Figure dataset records:
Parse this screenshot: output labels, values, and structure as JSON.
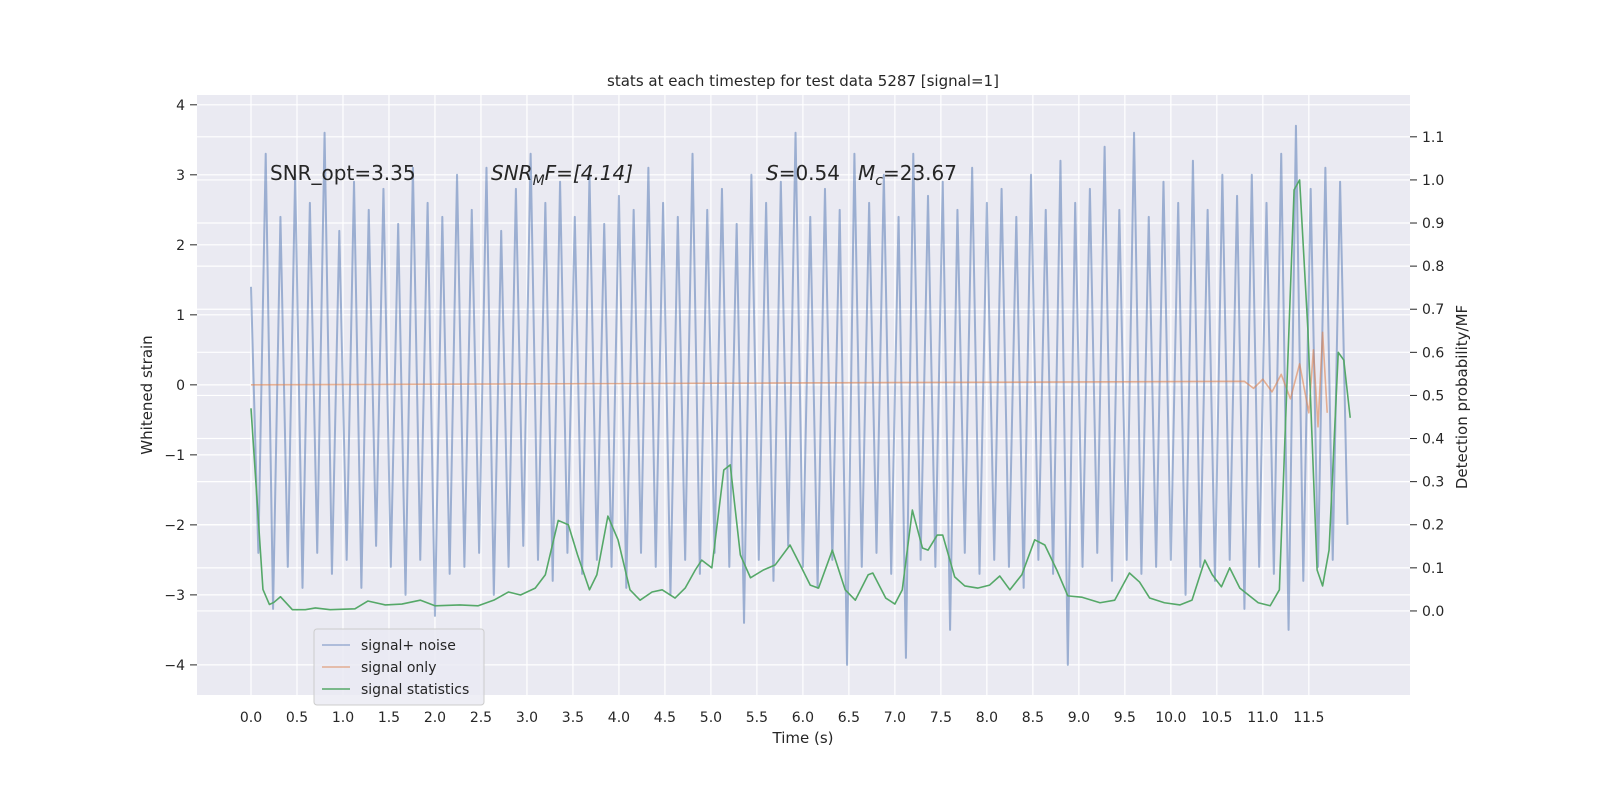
{
  "chart_data": {
    "type": "line",
    "title": "stats at each timestep for test data 5287 [signal=1]",
    "xlabel": "Time (s)",
    "ylabel": "Whitened strain",
    "y2label": "Detection probability/MF",
    "annotations": [
      [
        "SNR_opt=3.35"
      ],
      [
        "SNR",
        "M",
        "F=[4.14]"
      ],
      [
        "S",
        "=0.54",
        "M",
        "c",
        "=23.67"
      ]
    ],
    "xlim": [
      -0.587,
      12.6
    ],
    "ylim": [
      -4.43,
      4.14
    ],
    "y2lim": [
      -0.195,
      1.197
    ],
    "xticks": [
      {
        "value": 0,
        "label": "0.0"
      },
      0.5,
      {
        "value": 1,
        "label": "1.0"
      },
      1.5,
      {
        "value": 2,
        "label": "2.0"
      },
      2.5,
      {
        "value": 3,
        "label": "3.0"
      },
      3.5,
      {
        "value": 4,
        "label": "4.0"
      },
      4.5,
      {
        "value": 5,
        "label": "5.0"
      },
      5.5,
      {
        "value": 6,
        "label": "6.0"
      },
      6.5,
      {
        "value": 7,
        "label": "7.0"
      },
      7.5,
      {
        "value": 8,
        "label": "8.0"
      },
      8.5,
      {
        "value": 9,
        "label": "9.0"
      },
      9.5,
      {
        "value": 10,
        "label": "10.0"
      },
      10.5,
      {
        "value": 11,
        "label": "11.0"
      },
      11.5
    ],
    "yticks": [
      {
        "value": -4,
        "label": "−4"
      },
      {
        "value": -3,
        "label": "−3"
      },
      {
        "value": -2,
        "label": "−2"
      },
      {
        "value": -1,
        "label": "−1"
      },
      0,
      1,
      2,
      3,
      4
    ],
    "y2ticks": [
      {
        "value": 0,
        "label": "0.0"
      },
      0.1,
      0.2,
      0.3,
      0.4,
      0.5,
      0.6,
      0.7,
      0.8,
      0.9,
      {
        "value": 1,
        "label": "1.0"
      },
      1.1
    ],
    "grid": true,
    "legend": "lower left",
    "series": [
      {
        "name": "signal+ noise",
        "color": "#4c72b0",
        "opacity": 0.5,
        "x": [
          0,
          0.08,
          0.16,
          0.24,
          0.32,
          0.4,
          0.48,
          0.56,
          0.64,
          0.72,
          0.8,
          0.88,
          0.96,
          1.04,
          1.12,
          1.2,
          1.28,
          1.36,
          1.44,
          1.52,
          1.6,
          1.68,
          1.76,
          1.84,
          1.92,
          2,
          2.08,
          2.16,
          2.24,
          2.32,
          2.4,
          2.48,
          2.56,
          2.64,
          2.72,
          2.8,
          2.88,
          2.96,
          3.04,
          3.12,
          3.2,
          3.28,
          3.36,
          3.44,
          3.52,
          3.6,
          3.68,
          3.76,
          3.84,
          3.92,
          4,
          4.08,
          4.16,
          4.24,
          4.32,
          4.4,
          4.48,
          4.56,
          4.64,
          4.72,
          4.8,
          4.88,
          4.96,
          5.04,
          5.12,
          5.2,
          5.28,
          5.36,
          5.44,
          5.52,
          5.6,
          5.68,
          5.76,
          5.84,
          5.92,
          6,
          6.08,
          6.16,
          6.24,
          6.32,
          6.4,
          6.48,
          6.56,
          6.64,
          6.72,
          6.8,
          6.88,
          6.96,
          7.04,
          7.12,
          7.2,
          7.28,
          7.36,
          7.44,
          7.52,
          7.6,
          7.68,
          7.76,
          7.84,
          7.92,
          8,
          8.08,
          8.16,
          8.24,
          8.32,
          8.4,
          8.48,
          8.56,
          8.64,
          8.72,
          8.8,
          8.88,
          8.96,
          9.04,
          9.12,
          9.2,
          9.28,
          9.36,
          9.44,
          9.52,
          9.6,
          9.68,
          9.76,
          9.84,
          9.92,
          10,
          10.08,
          10.16,
          10.24,
          10.32,
          10.4,
          10.48,
          10.56,
          10.64,
          10.72,
          10.8,
          10.88,
          10.96,
          11.04,
          11.12,
          11.2,
          11.28,
          11.36,
          11.44,
          11.52,
          11.6,
          11.68,
          11.76,
          11.84,
          11.92
        ],
        "values": [
          1.4,
          -2.4,
          3.3,
          -3.2,
          2.4,
          -2.6,
          3.0,
          -2.9,
          2.6,
          -2.4,
          3.6,
          -2.7,
          2.2,
          -2.5,
          2.9,
          -2.9,
          2.5,
          -2.3,
          2.8,
          -2.6,
          2.3,
          -3.0,
          3.1,
          -2.5,
          2.6,
          -3.3,
          2.4,
          -2.7,
          3.0,
          -2.6,
          2.5,
          -2.4,
          3.1,
          -3.0,
          2.2,
          -2.6,
          2.8,
          -2.3,
          3.3,
          -2.5,
          2.6,
          -2.8,
          2.9,
          -2.4,
          2.4,
          -2.7,
          3.0,
          -2.5,
          2.3,
          -2.6,
          2.7,
          -2.9,
          2.5,
          -2.4,
          3.1,
          -2.6,
          2.6,
          -3.0,
          2.4,
          -2.5,
          3.3,
          -2.7,
          2.5,
          -2.4,
          2.8,
          -2.6,
          2.3,
          -3.4,
          3.0,
          -2.5,
          2.6,
          -2.8,
          2.9,
          -2.3,
          3.6,
          -2.6,
          2.4,
          -2.9,
          2.8,
          -2.5,
          2.5,
          -4.0,
          3.3,
          -2.6,
          2.6,
          -2.4,
          3.0,
          -2.7,
          2.4,
          -3.9,
          3.3,
          -2.5,
          2.7,
          -2.6,
          2.9,
          -3.5,
          2.5,
          -2.4,
          3.1,
          -2.7,
          2.6,
          -2.5,
          2.8,
          -2.6,
          2.4,
          -2.9,
          3.0,
          -2.5,
          2.5,
          -2.7,
          3.2,
          -4.0,
          2.6,
          -2.6,
          2.8,
          -2.4,
          3.4,
          -2.8,
          2.5,
          -2.5,
          3.6,
          -2.7,
          2.4,
          -2.6,
          2.9,
          -2.5,
          2.6,
          -3.0,
          3.2,
          -2.6,
          2.5,
          -2.8,
          3.0,
          -2.5,
          2.7,
          -3.2,
          3.0,
          -2.6,
          2.6,
          -2.7,
          3.3,
          -3.5,
          3.7,
          -2.8,
          2.8,
          -2.6,
          3.1,
          -2.5,
          2.9,
          -2.0
        ]
      },
      {
        "name": "signal only",
        "color": "#dd8452",
        "opacity": 0.6,
        "x": [
          0,
          10.8,
          10.9,
          11.0,
          11.1,
          11.2,
          11.3,
          11.4,
          11.5,
          11.55,
          11.6,
          11.65,
          11.7
        ],
        "values": [
          0,
          0.05,
          -0.05,
          0.08,
          -0.1,
          0.15,
          -0.2,
          0.3,
          -0.4,
          0.5,
          -0.6,
          0.75,
          -0.4
        ]
      },
      {
        "name": "signal statistics",
        "color": "#55a868",
        "opacity": 1,
        "axis": "y2",
        "x": [
          0,
          0.13,
          0.2,
          0.25,
          0.32,
          0.45,
          0.59,
          0.7,
          0.86,
          1.13,
          1.27,
          1.46,
          1.64,
          1.84,
          2.0,
          2.27,
          2.47,
          2.64,
          2.8,
          2.93,
          3.09,
          3.2,
          3.34,
          3.45,
          3.55,
          3.68,
          3.76,
          3.88,
          3.99,
          4.12,
          4.23,
          4.36,
          4.47,
          4.61,
          4.72,
          4.83,
          4.9,
          5.01,
          5.14,
          5.21,
          5.32,
          5.43,
          5.57,
          5.7,
          5.86,
          5.97,
          6.08,
          6.17,
          6.32,
          6.46,
          6.57,
          6.71,
          6.76,
          6.9,
          7.0,
          7.08,
          7.19,
          7.3,
          7.36,
          7.46,
          7.52,
          7.65,
          7.76,
          7.9,
          8.03,
          8.14,
          8.25,
          8.38,
          8.52,
          8.63,
          8.76,
          8.88,
          9.03,
          9.23,
          9.39,
          9.55,
          9.66,
          9.77,
          9.93,
          10.1,
          10.23,
          10.37,
          10.45,
          10.55,
          10.64,
          10.75,
          10.95,
          11.08,
          11.18,
          11.34,
          11.4,
          11.49,
          11.59,
          11.65,
          11.72,
          11.82,
          11.88,
          11.95
        ],
        "values": [
          0.47,
          0.05,
          0.015,
          0.02,
          0.033,
          0.003,
          0.003,
          0.007,
          0.003,
          0.005,
          0.023,
          0.014,
          0.016,
          0.025,
          0.012,
          0.014,
          0.012,
          0.025,
          0.044,
          0.037,
          0.053,
          0.084,
          0.21,
          0.2,
          0.13,
          0.049,
          0.084,
          0.22,
          0.165,
          0.049,
          0.025,
          0.044,
          0.049,
          0.03,
          0.053,
          0.095,
          0.118,
          0.1,
          0.327,
          0.339,
          0.13,
          0.077,
          0.095,
          0.107,
          0.153,
          0.107,
          0.06,
          0.053,
          0.141,
          0.049,
          0.025,
          0.084,
          0.088,
          0.03,
          0.016,
          0.049,
          0.234,
          0.146,
          0.141,
          0.176,
          0.176,
          0.079,
          0.058,
          0.053,
          0.06,
          0.081,
          0.049,
          0.084,
          0.165,
          0.153,
          0.095,
          0.035,
          0.032,
          0.019,
          0.025,
          0.088,
          0.067,
          0.03,
          0.019,
          0.014,
          0.025,
          0.118,
          0.084,
          0.056,
          0.1,
          0.053,
          0.019,
          0.012,
          0.049,
          0.977,
          1.0,
          0.652,
          0.095,
          0.058,
          0.141,
          0.6,
          0.582,
          0.448
        ]
      }
    ]
  }
}
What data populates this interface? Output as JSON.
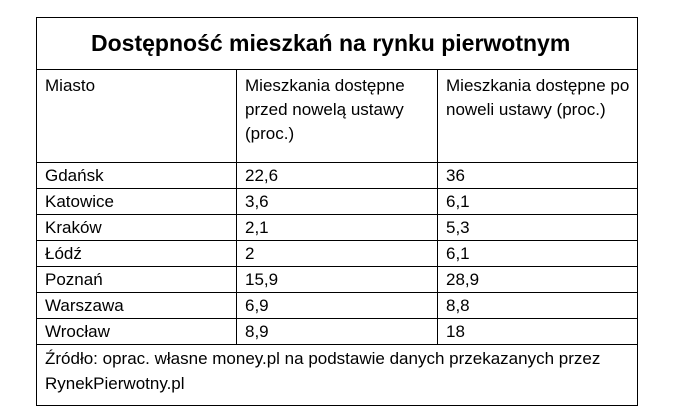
{
  "title": "Dostępność mieszkań na rynku pierwotnym",
  "headers": [
    "Miasto",
    "Mieszkania dostępne przed nowelą ustawy (proc.)",
    "Mieszkania dostępne po noweli ustawy (proc.)"
  ],
  "rows": [
    [
      "Gdańsk",
      "22,6",
      "36"
    ],
    [
      "Katowice",
      "3,6",
      "6,1"
    ],
    [
      "Kraków",
      "2,1",
      "5,3"
    ],
    [
      "Łódź",
      "2",
      "6,1"
    ],
    [
      "Poznań",
      "15,9",
      "28,9"
    ],
    [
      "Warszawa",
      "6,9",
      "8,8"
    ],
    [
      "Wrocław",
      "8,9",
      "18"
    ]
  ],
  "source": "Źródło: oprac. własne money.pl na podstawie danych przekazanych przez RynekPierwotny.pl"
}
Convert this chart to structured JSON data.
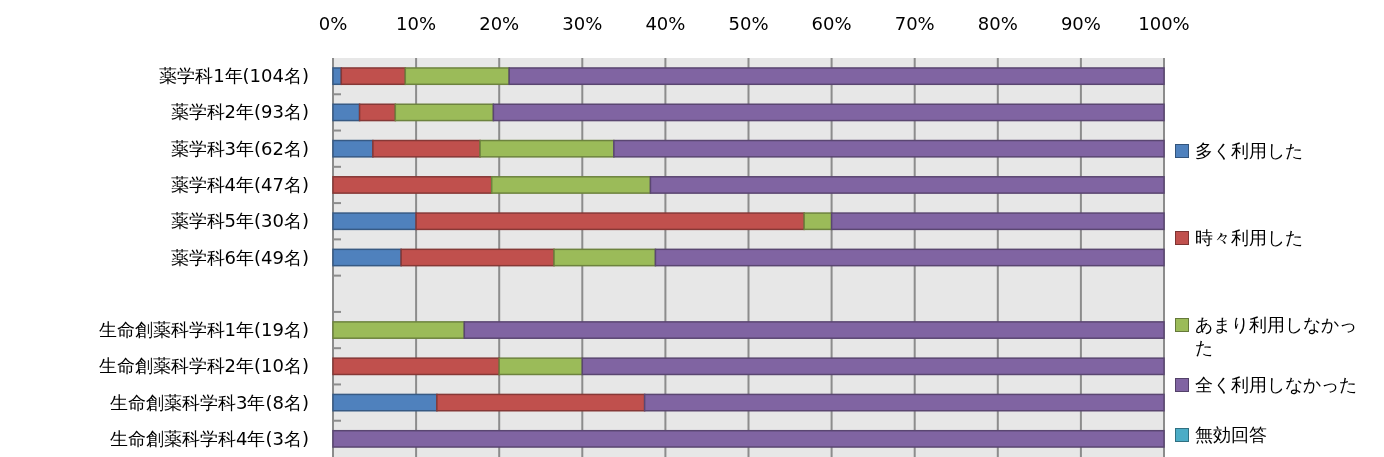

• [REQUIRED TASK] Search the data above for the word "name", then gather each line in which it appears.

• [REPLY TO THE EXERCISE]
        "name": "signal+ noise",
        "name": "signal only",
        "name": "signal statistics",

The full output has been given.